◆ **WHAT IS BEING ASKED**: Read the listing and extract each line that includes the word "title".

◆ **Recorded data**:
--- start ---
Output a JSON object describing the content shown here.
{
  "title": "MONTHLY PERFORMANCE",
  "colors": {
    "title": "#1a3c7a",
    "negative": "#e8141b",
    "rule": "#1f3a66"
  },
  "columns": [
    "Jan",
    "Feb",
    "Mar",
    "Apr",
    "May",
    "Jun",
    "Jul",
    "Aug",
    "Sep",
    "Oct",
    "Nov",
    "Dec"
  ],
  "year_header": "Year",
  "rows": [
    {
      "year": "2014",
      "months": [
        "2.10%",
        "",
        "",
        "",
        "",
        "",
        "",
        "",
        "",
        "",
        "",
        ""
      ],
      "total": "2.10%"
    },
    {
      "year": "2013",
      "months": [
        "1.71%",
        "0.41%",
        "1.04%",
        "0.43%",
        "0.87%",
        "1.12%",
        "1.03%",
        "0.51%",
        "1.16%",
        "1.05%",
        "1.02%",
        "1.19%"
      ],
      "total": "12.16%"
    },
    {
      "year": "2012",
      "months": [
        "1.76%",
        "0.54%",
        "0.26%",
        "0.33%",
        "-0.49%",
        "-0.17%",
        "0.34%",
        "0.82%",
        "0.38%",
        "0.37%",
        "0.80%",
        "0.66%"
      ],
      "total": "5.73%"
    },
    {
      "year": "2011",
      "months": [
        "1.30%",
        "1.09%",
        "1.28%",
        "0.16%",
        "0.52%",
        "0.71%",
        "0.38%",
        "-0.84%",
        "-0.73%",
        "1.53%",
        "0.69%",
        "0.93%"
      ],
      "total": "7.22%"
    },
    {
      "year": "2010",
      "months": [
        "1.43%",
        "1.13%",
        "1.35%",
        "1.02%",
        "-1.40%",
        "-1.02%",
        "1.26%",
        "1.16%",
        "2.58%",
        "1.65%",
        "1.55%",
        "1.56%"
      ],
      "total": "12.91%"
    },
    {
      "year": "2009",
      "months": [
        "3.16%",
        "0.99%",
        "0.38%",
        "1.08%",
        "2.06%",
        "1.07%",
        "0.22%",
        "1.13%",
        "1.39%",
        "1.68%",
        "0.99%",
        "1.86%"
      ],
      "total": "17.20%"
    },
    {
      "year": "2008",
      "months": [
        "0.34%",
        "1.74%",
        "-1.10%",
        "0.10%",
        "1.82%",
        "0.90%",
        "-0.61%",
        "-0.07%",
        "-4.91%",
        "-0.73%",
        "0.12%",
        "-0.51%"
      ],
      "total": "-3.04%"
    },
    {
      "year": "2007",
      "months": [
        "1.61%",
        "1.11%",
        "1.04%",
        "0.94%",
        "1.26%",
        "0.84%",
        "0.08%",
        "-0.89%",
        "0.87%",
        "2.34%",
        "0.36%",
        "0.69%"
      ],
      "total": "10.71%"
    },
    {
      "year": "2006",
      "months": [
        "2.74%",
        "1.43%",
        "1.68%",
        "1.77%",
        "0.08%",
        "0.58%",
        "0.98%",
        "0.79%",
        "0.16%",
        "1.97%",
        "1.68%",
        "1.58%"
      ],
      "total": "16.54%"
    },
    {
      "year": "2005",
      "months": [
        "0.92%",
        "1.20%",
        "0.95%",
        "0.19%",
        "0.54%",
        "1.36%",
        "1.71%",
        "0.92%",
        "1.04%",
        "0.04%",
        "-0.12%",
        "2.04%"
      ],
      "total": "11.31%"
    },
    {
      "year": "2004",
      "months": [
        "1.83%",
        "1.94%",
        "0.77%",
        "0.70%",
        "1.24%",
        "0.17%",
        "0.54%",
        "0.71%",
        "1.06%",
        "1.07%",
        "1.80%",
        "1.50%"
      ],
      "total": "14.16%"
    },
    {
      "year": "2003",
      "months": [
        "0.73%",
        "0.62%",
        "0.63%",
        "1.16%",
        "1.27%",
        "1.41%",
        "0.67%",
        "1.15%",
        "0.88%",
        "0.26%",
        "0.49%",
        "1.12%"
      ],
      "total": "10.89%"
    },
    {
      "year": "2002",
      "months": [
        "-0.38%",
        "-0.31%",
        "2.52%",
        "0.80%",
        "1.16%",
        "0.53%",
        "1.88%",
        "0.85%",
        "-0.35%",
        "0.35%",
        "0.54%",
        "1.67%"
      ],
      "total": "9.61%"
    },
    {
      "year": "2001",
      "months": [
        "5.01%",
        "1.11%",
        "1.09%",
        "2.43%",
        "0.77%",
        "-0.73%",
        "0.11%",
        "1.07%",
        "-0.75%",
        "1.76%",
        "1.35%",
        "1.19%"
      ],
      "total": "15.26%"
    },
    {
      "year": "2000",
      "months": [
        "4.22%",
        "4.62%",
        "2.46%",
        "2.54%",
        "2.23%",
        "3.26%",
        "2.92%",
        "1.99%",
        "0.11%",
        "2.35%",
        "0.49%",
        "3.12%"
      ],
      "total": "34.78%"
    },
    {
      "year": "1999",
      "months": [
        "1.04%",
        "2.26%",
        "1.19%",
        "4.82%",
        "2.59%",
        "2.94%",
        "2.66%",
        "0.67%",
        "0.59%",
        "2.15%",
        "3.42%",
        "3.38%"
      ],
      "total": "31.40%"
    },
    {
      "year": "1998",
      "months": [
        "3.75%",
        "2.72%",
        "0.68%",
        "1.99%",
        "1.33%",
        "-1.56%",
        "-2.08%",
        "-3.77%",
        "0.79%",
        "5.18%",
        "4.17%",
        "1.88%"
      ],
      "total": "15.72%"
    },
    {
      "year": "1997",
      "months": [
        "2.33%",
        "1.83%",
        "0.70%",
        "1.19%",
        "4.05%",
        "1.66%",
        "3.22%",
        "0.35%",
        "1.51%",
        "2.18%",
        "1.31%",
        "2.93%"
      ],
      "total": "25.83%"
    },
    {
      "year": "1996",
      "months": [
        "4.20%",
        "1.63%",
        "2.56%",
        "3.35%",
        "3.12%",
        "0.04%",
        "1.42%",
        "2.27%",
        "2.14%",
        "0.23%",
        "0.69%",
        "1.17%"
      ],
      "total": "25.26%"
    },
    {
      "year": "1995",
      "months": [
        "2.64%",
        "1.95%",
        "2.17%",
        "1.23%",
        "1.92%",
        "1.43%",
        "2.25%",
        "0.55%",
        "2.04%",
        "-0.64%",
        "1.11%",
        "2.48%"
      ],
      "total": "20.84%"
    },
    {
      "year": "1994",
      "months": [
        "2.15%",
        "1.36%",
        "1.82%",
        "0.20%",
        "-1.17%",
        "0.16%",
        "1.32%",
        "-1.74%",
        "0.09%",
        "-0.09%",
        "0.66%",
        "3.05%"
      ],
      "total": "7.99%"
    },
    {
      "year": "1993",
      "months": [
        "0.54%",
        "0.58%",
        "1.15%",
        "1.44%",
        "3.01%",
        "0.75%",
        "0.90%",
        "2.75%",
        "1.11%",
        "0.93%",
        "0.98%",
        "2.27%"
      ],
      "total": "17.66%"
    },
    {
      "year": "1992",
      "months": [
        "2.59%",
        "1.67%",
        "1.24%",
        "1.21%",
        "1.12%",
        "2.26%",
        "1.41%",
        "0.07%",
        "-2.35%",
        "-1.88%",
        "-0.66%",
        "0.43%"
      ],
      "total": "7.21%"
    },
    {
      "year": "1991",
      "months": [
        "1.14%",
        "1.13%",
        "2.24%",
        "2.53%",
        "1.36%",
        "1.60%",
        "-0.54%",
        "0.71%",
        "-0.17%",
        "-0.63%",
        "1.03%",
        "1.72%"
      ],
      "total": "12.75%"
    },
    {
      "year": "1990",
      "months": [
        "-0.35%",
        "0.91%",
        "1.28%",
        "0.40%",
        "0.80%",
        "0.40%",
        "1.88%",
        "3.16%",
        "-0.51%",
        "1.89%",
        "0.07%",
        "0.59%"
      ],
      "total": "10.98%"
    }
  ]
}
--- end ---
◆ **TASK OUTPUT**:
  "title": "MONTHLY PERFORMANCE",
    "title": "#1a3c7a",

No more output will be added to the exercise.